#### [WRITTEN INSTRUCTION 1]
Write out the passage on loss development distributions exactly, starting with "Figure 1.Approximation distribution" and going on through "or in combination.".

— begin QUOTED PASSAGE —

Interval No.	≥		Cell	Cumulative
:	:	:	:	:
101	123.5	123.7	0.001%	0.006%
102	123.7	123.8	0.001%	0.007%
103	123.8	124.0	0.001%	0.008%
104	124.0	124.1	0.001%	0.009%
105	124.1	124.2	0.002%	0.011%
:	:	:	:	:
201	138.0	138.2	0.550%	17.052%
202	138.2	138.3	0.552%	17.604%
203	138.3	138.5	0.555%	18.159%
204	138.5	138.6	0.569%	18.729%
205	138.6	138.8	0.570%	19.299%
:	:	:	:	:
301	152.6	152.7	0.414%	77.652%
302	152.7	152.9	0.388%	78.041%
303	152.9	153.0	0.416%	78.456%
304	153.0	153.1	0.387%	78.844%
305	153.1	153.3	0.373%	79.216%
:	:	:	:	:

Figure 1 shows the result as a bar graph showing the frequency distributions at the respective midpoints of the intervals. The number of intervals is sufficiently numerous to allow the various bars to appear to be adjacent and thus give the appearance of an actual distribution function. The key steps along with the key numerical markers that lead from the loss development history shown in Table 3 to the finished distribution are detailed in Appendix A.

Figure 1.Approximation distribution of outputs produced by the LDM: Graphic representation of cell frequencies for the 2000–2008 accident years combined

Variations and other considerations

Given a particular loss development history and an error tolerance ε, the methodology described in this paper produces a unique distribution of outputs produced by the LDM. However, a number of variations on the manner of application of this methodology are possible that may be useful in certain circumstances. Out of the many possible variations, three basic types are presented in this section. It should be noted that each of these variations uses the same methodological scheme, with some slight adjustments to recognize the type of variation that is being used. No substantive changes in methodology are required to use these variations. Also, these variations can be used singly or in combination.

Weighting loss development factors

The basic methodology presented in this paper gives the observed loss development factors equal weight. In other words, the observed loss development factors for any one loss development period are considered to be equally likely. Absent any specific information to the contrary this is a reasonable way to approach the construction of the approximation loss distribution. In some cases the actuary may have sufficient reason to give some of the loss development factors more or less weight than others. There is virtually an unlimited number of ways in which one can assign weights: (a) weights equal to the associated values contained in the array of loss development data (i.e., use losses as weights), (b) an arithmetical progression that assigns the smallest weight to the oldest loss development factor and gradually increases the weight for the more recent development factors using a fixed additive increment, and (c) another type of progression (power, geometric) that assigns the smallest weight to the oldest loss development factor and gradually increases the weight for the more recent development factors using the increment dictated by the choice of the type of progression. Any of these types of weights can be used but it is the task of the actuary to rationalize the specific weighting procedure. When weights are used, each LDF produced by the historical data set would become a pair of values of the form (LDF, Weight). And every single output of the LDM that goes into the creation of the distribution is another pair of the form (specific output, product of the weights). In all other respects, the approximation process is identical.

In using this alternative, it is a good idea also to derive the unadjusted distribution of outputs for all years combined. In this manner the effect of the judgment the actuary chose to make in assigning the particular weights is quantified.

— end QUOTED PASSAGE —
— begin EXERCISE MATERIALS —

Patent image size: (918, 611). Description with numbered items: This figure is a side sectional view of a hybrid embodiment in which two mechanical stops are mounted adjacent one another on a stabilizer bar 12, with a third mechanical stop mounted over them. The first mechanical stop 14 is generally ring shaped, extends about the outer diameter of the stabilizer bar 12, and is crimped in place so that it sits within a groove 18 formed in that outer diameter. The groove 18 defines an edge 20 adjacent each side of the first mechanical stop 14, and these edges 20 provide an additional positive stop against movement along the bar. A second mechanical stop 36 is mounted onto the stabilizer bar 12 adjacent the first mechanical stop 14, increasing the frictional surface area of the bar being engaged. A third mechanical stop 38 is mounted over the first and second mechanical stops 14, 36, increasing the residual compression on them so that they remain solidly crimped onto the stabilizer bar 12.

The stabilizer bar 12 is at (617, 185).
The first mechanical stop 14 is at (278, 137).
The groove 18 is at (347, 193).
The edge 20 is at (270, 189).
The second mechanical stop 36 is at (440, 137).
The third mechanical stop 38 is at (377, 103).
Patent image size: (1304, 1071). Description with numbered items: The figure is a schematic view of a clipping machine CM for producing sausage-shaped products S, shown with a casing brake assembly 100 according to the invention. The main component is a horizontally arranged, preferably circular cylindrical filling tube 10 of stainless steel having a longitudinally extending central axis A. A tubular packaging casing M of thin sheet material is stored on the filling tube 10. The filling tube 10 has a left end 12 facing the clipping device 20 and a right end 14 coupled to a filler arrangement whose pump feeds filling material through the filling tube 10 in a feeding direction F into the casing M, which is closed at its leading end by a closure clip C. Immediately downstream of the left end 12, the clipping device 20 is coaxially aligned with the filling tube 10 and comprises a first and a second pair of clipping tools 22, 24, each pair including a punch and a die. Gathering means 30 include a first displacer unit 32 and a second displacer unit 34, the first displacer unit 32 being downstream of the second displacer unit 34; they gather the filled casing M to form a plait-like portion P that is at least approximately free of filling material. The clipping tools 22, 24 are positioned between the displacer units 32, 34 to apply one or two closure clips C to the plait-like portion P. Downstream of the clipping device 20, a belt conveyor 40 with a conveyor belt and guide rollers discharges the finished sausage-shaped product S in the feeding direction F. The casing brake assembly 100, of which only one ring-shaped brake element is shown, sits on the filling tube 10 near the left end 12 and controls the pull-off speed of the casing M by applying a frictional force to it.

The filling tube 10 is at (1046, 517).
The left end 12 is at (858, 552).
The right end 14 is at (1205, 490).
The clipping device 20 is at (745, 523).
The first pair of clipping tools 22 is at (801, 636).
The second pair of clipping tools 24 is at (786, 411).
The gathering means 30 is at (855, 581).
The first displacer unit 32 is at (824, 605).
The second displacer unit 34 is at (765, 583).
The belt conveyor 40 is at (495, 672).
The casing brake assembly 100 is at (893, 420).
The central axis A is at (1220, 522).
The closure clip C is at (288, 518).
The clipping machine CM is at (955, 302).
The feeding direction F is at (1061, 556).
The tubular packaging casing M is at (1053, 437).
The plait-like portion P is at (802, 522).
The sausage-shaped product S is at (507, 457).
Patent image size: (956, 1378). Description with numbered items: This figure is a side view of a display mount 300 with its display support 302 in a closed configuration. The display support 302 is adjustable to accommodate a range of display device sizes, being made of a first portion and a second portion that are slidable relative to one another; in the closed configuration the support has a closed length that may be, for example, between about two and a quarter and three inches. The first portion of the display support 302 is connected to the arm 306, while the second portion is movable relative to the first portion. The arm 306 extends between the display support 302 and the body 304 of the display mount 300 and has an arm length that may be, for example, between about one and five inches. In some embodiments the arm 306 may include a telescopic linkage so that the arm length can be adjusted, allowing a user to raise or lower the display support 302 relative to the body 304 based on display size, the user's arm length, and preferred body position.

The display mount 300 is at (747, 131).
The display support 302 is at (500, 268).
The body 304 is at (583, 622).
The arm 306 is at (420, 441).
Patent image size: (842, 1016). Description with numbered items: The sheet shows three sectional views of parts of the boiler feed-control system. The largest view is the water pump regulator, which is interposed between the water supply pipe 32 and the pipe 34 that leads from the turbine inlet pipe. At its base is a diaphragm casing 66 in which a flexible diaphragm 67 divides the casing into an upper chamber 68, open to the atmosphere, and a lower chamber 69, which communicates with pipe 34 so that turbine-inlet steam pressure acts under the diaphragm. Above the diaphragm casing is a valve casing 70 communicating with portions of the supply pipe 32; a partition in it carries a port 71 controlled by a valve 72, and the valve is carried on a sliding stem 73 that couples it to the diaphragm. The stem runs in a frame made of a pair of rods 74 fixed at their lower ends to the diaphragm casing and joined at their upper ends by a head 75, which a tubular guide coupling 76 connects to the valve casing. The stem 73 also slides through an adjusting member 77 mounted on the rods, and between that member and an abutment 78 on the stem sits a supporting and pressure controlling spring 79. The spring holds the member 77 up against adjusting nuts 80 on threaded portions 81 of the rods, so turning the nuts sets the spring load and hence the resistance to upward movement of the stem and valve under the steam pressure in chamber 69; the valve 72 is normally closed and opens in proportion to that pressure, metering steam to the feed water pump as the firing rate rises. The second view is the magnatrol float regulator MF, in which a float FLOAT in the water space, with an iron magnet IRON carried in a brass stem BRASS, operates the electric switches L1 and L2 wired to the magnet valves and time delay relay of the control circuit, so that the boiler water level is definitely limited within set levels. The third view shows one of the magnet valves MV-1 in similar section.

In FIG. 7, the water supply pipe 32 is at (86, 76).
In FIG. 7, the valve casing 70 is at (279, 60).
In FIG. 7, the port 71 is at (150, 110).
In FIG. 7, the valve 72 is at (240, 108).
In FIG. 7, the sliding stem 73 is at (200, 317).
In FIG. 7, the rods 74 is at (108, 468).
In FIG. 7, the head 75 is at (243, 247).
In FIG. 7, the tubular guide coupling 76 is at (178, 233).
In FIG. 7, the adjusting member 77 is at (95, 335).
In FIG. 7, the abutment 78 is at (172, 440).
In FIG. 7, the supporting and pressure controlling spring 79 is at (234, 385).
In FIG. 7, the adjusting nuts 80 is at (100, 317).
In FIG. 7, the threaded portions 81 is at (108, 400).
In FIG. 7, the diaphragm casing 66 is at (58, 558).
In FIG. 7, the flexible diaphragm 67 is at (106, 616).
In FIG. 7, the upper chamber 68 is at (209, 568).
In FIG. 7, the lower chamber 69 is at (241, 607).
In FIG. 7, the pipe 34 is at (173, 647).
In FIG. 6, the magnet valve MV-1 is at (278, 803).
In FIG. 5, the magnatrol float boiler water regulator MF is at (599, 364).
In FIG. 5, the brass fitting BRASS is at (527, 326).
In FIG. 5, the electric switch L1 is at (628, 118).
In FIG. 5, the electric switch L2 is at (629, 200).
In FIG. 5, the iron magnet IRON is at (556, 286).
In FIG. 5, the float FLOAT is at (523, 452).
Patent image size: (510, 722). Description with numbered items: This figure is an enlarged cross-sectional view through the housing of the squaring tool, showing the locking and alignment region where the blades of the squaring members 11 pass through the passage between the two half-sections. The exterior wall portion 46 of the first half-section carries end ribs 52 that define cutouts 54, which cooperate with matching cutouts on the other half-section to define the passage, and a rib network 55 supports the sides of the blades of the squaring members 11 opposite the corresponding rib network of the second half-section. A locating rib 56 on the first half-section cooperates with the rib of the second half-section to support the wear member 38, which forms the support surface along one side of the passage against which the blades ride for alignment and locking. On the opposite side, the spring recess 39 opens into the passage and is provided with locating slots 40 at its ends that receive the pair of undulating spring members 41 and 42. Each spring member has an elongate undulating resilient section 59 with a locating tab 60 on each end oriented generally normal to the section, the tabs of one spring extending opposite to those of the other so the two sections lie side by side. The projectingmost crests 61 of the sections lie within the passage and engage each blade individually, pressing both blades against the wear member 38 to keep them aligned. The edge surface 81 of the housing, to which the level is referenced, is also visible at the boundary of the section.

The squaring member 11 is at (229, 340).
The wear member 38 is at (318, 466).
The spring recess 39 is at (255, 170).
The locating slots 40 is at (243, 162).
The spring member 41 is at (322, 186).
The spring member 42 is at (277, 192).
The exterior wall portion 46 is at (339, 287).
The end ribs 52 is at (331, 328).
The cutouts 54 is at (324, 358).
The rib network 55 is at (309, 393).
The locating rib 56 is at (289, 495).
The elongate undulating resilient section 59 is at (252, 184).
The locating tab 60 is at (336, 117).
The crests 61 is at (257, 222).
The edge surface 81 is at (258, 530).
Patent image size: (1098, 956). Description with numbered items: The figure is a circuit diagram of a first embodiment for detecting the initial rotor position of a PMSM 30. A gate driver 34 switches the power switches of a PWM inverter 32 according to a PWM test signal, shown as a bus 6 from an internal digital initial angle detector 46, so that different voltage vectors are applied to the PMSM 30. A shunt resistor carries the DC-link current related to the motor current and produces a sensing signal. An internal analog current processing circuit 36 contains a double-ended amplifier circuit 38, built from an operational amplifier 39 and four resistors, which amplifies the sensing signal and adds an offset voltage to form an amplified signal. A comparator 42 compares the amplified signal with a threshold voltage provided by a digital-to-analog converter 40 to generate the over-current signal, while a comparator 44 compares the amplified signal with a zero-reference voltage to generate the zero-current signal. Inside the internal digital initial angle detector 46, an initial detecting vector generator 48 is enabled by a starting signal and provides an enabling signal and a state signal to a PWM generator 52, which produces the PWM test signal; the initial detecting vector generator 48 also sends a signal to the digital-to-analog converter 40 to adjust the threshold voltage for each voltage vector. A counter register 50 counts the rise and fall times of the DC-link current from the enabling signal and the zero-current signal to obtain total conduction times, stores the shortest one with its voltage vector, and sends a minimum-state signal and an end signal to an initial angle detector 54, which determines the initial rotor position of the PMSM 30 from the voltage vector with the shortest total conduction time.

— end EXERCISE MATERIALS —

#### [WRITTEN INSTRUCTION 2]
Give again, word for word, the records from their very first line through the line that contains "The third mechanical", including both of those lines.

#### [CORRECT RESPONSE 1]
Figure 1.Approximation distribution of outputs produced by the LDM: Graphic representation of cell frequencies for the 2000–2008 accident years combined

Variations and other considerations

Given a particular loss development history and an error tolerance ε, the methodology described in this paper produces a unique distribution of outputs produced by the LDM. However, a number of variations on the manner of application of this methodology are possible that may be useful in certain circumstances. Out of the many possible variations, three basic types are presented in this section. It should be noted that each of these variations uses the same methodological scheme, with some slight adjustments to recognize the type of variation that is being used. No substantive changes in methodology are required to use these variations. Also, these variations can be used singly or in combination.

#### [CORRECT RESPONSE 2]
Patent image size: (918, 611). Description with numbered items: This figure is a side sectional view of a hybrid embodiment in which two mechanical stops are mounted adjacent one another on a stabilizer bar 12, with a third mechanical stop mounted over them. The first mechanical stop 14 is generally ring shaped, extends about the outer diameter of the stabilizer bar 12, and is crimped in place so that it sits within a groove 18 formed in that outer diameter. The groove 18 defines an edge 20 adjacent each side of the first mechanical stop 14, and these edges 20 provide an additional positive stop against movement along the bar. A second mechanical stop 36 is mounted onto the stabilizer bar 12 adjacent the first mechanical stop 14, increasing the frictional surface area of the bar being engaged. A third mechanical stop 38 is mounted over the first and second mechanical stops 14, 36, increasing the residual compression on them so that they remain solidly crimped onto the stabilizer bar 12.

The stabilizer bar 12 is at (617, 185).
The first mechanical stop 14 is at (278, 137).
The groove 18 is at (347, 193).
The edge 20 is at (270, 189).
The second mechanical stop 36 is at (440, 137).
The third mechanical stop 38 is at (377, 103).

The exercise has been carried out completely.